/---
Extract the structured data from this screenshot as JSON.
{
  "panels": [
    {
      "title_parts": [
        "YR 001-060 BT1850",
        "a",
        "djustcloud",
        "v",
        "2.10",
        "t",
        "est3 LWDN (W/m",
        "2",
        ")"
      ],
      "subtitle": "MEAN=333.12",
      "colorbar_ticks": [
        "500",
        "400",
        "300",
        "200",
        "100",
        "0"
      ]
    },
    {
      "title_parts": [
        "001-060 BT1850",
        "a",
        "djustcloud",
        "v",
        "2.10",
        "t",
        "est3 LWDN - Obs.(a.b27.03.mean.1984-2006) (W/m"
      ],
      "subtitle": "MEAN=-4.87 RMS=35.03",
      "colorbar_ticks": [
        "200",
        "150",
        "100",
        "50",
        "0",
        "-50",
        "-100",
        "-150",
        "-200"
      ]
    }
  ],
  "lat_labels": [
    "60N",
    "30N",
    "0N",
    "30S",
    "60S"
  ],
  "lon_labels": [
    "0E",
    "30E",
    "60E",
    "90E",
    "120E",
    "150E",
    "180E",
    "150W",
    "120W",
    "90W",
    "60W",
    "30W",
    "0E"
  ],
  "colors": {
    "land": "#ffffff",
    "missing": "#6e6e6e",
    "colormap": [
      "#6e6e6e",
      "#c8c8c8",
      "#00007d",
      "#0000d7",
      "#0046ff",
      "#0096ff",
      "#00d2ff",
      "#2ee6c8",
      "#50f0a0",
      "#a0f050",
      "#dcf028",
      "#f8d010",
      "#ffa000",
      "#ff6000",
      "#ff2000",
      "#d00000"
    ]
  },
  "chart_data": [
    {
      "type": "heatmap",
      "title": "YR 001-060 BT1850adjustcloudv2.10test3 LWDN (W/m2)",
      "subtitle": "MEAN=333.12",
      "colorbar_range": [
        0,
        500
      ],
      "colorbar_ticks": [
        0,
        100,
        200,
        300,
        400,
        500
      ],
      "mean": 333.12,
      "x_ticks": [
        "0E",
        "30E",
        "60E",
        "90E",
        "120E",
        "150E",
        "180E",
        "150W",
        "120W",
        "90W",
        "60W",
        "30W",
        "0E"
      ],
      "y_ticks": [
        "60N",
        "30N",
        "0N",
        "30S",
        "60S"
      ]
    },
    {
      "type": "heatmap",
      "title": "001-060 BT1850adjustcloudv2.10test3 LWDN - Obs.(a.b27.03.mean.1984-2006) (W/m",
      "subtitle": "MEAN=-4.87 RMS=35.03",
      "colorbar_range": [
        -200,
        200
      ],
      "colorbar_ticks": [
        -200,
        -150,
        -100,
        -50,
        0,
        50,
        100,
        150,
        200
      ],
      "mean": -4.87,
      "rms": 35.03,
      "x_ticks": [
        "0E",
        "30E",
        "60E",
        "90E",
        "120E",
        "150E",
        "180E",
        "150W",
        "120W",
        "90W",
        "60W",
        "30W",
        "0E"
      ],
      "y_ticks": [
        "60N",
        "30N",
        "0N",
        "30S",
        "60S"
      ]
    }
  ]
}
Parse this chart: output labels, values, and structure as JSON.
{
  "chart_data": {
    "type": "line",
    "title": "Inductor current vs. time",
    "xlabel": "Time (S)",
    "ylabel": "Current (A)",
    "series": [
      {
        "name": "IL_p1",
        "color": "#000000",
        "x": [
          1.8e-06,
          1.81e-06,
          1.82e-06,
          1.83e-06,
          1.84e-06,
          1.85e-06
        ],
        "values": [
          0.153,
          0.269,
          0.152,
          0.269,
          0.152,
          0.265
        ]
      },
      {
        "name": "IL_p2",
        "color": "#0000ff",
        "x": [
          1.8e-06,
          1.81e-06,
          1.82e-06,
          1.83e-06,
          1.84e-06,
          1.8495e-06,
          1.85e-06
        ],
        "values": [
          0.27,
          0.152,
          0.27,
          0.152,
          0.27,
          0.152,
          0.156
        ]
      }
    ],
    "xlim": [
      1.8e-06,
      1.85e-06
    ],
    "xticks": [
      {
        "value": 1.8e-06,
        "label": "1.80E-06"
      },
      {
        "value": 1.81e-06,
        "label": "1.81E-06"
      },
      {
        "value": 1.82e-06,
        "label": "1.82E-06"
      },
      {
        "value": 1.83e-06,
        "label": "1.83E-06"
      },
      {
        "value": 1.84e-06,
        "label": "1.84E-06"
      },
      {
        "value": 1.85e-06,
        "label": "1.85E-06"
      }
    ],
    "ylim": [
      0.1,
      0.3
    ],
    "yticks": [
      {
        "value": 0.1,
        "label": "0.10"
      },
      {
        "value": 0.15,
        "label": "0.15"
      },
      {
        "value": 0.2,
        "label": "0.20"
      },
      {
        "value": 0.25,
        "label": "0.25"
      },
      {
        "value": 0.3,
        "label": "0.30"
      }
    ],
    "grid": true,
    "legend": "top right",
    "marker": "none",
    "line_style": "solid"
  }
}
\---
TASK DESCRIPTION: Every line above needs to be retyped exactly.

ANSWER TO THE PROBLEM:
Extract the structured data from this screenshot as JSON.
{
  "panels": [
    {
      "title_parts": [
        "YR 001-060 BT1850",
        "a",
        "djustcloud",
        "v",
        "2.10",
        "t",
        "est3 LWDN (W/m",
        "2",
        ")"
      ],
      "subtitle": "MEAN=333.12",
      "colorbar_ticks": [
        "500",
        "400",
        "300",
        "200",
        "100",
        "0"
      ]
    },
    {
      "title_parts": [
        "001-060 BT1850",
        "a",
        "djustcloud",
        "v",
        "2.10",
        "t",
        "est3 LWDN - Obs.(a.b27.03.mean.1984-2006) (W/m"
      ],
      "subtitle": "MEAN=-4.87 RMS=35.03",
      "colorbar_ticks": [
        "200",
        "150",
        "100",
        "50",
        "0",
        "-50",
        "-100",
        "-150",
        "-200"
      ]
    }
  ],
  "lat_labels": [
    "60N",
    "30N",
    "0N",
    "30S",
    "60S"
  ],
  "lon_labels": [
    "0E",
    "30E",
    "60E",
    "90E",
    "120E",
    "150E",
    "180E",
    "150W",
    "120W",
    "90W",
    "60W",
    "30W",
    "0E"
  ],
  "colors": {
    "land": "#ffffff",
    "missing": "#6e6e6e",
    "colormap": [
      "#6e6e6e",
      "#c8c8c8",
      "#00007d",
      "#0000d7",
      "#0046ff",
      "#0096ff",
      "#00d2ff",
      "#2ee6c8",
      "#50f0a0",
      "#a0f050",
      "#dcf028",
      "#f8d010",
      "#ffa000",
      "#ff6000",
      "#ff2000",
      "#d00000"
    ]
  },
  "chart_data": [
    {
      "type": "heatmap",
      "title": "YR 001-060 BT1850adjustcloudv2.10test3 LWDN (W/m2)",
      "subtitle": "MEAN=333.12",
      "colorbar_range": [
        0,
        500
      ],
      "colorbar_ticks": [
        0,
        100,
        200,
        300,
        400,
        500
      ],
      "mean": 333.12,
      "x_ticks": [
        "0E",
        "30E",
        "60E",
        "90E",
        "120E",
        "150E",
        "180E",
        "150W",
        "120W",
        "90W",
        "60W",
        "30W",
        "0E"
      ],
      "y_ticks": [
        "60N",
        "30N",
        "0N",
        "30S",
        "60S"
      ]
    },
    {
      "type": "heatmap",
      "title": "001-060 BT1850adjustcloudv2.10test3 LWDN - Obs.(a.b27.03.mean.1984-2006) (W/m",
      "subtitle": "MEAN=-4.87 RMS=35.03",
      "colorbar_range": [
        -200,
        200
      ],
      "colorbar_ticks": [
        -200,
        -150,
        -100,
        -50,
        0,
        50,
        100,
        150,
        200
      ],
      "mean": -4.87,
      "rms": 35.03,
      "x_ticks": [
        "0E",
        "30E",
        "60E",
        "90E",
        "120E",
        "150E",
        "180E",
        "150W",
        "120W",
        "90W",
        "60W",
        "30W",
        "0E"
      ],
      "y_ticks": [
        "60N",
        "30N",
        "0N",
        "30S",
        "60S"
      ]
    }
  ]
}
Parse this chart: output labels, values, and structure as JSON.
{
  "chart_data": {
    "type": "line",
    "title": "Inductor current vs. time",
    "xlabel": "Time (S)",
    "ylabel": "Current (A)",
    "series": [
      {
        "name": "IL_p1",
        "color": "#000000",
        "x": [
          1.8e-06,
          1.81e-06,
          1.82e-06,
          1.83e-06,
          1.84e-06,
          1.85e-06
        ],
        "values": [
          0.153,
          0.269,
          0.152,
          0.269,
          0.152,
          0.265
        ]
      },
      {
        "name": "IL_p2",
        "color": "#0000ff",
        "x": [
          1.8e-06,
          1.81e-06,
          1.82e-06,
          1.83e-06,
          1.84e-06,
          1.8495e-06,
          1.85e-06
        ],
        "values": [
          0.27,
          0.152,
          0.27,
          0.152,
          0.27,
          0.152,
          0.156
        ]
      }
    ],
    "xlim": [
      1.8e-06,
      1.85e-06
    ],
    "xticks": [
      {
        "value": 1.8e-06,
        "label": "1.80E-06"
      },
      {
        "value": 1.81e-06,
        "label": "1.81E-06"
      },
      {
        "value": 1.82e-06,
        "label": "1.82E-06"
      },
      {
        "value": 1.83e-06,
        "label": "1.83E-06"
      },
      {
        "value": 1.84e-06,
        "label": "1.84E-06"
      },
      {
        "value": 1.85e-06,
        "label": "1.85E-06"
      }
    ],
    "ylim": [
      0.1,
      0.3
    ],
    "yticks": [
      {
        "value": 0.1,
        "label": "0.10"
      },
      {
        "value": 0.15,
        "label": "0.15"
      },
      {
        "value": 0.2,
        "label": "0.20"
      },
      {
        "value": 0.25,
        "label": "0.25"
      },
      {
        "value": 0.3,
        "label": "0.30"
      }
    ],
    "grid": true,
    "legend": "top right",
    "marker": "none",
    "line_style": "solid"
  }
}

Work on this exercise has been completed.